RECORDS SHOWN:
++++++++++

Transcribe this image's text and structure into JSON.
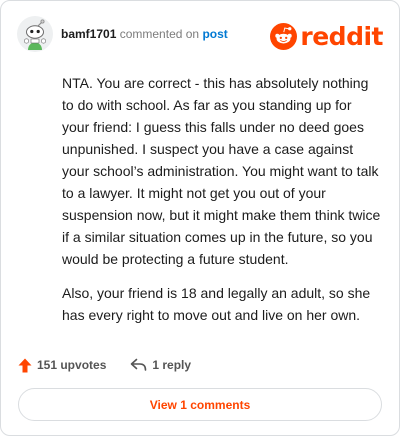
{
  "comment": {
    "username": "bamf1701",
    "action_text": "commented on",
    "post_link": "post",
    "paragraphs": [
      "NTA. You are correct - this has absolutely nothing to do with school. As far as you standing up for your friend: I guess this falls under no deed goes unpunished. I suspect you have a case against your school’s administration. You might want to talk to a lawyer. It might not get you out of your suspension now, but it might make them think twice if a similar situation comes up in the future, so you would be protecting a future student.",
      "Also, your friend is 18 and legally an adult, so she has every right to move out and live on her own."
    ],
    "upvotes": "151 upvotes",
    "replies": "1 reply",
    "view_comments_label": "View 1 comments"
  },
  "brand": {
    "logo_text": "reddit",
    "accent_color": "#ff4500",
    "link_color": "#0079d3"
  },
  "icons": {
    "avatar": "snoo-avatar-icon",
    "logo": "reddit-snoo-icon",
    "upvote": "upvote-arrow-icon",
    "reply": "reply-arrow-icon"
  }
}
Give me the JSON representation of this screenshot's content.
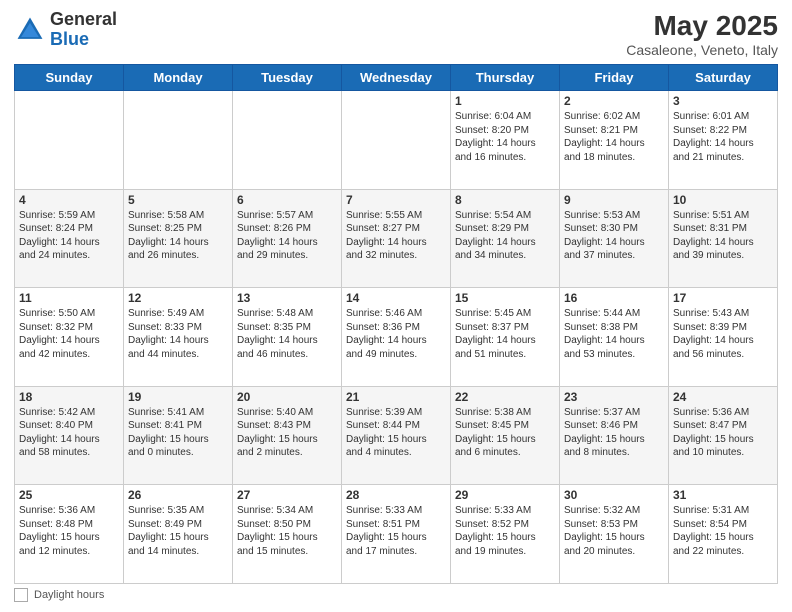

++++++++++

EXERCISE OBJECTIVE: Could you reproduce every record above exactly, leaving out the pictures?

COMPLETE ANSWER:
Transcribe this image's text and structure into JSON.
{
  "comment": {
    "username": "bamf1701",
    "action_text": "commented on",
    "post_link": "post",
    "paragraphs": [
      "NTA. You are correct - this has absolutely nothing to do with school. As far as you standing up for your friend: I guess this falls under no deed goes unpunished. I suspect you have a case against your school’s administration. You might want to talk to a lawyer. It might not get you out of your suspension now, but it might make them think twice if a similar situation comes up in the future, so you would be protecting a future student.",
      "Also, your friend is 18 and legally an adult, so she has every right to move out and live on her own."
    ],
    "upvotes": "151 upvotes",
    "replies": "1 reply",
    "view_comments_label": "View 1 comments"
  },
  "brand": {
    "logo_text": "reddit",
    "accent_color": "#ff4500",
    "link_color": "#0079d3"
  },
  "icons": {
    "avatar": "snoo-avatar-icon",
    "logo": "reddit-snoo-icon",
    "upvote": "upvote-arrow-icon",
    "reply": "reply-arrow-icon"
  }
}
Give me the JSON representation of this screenshot's content.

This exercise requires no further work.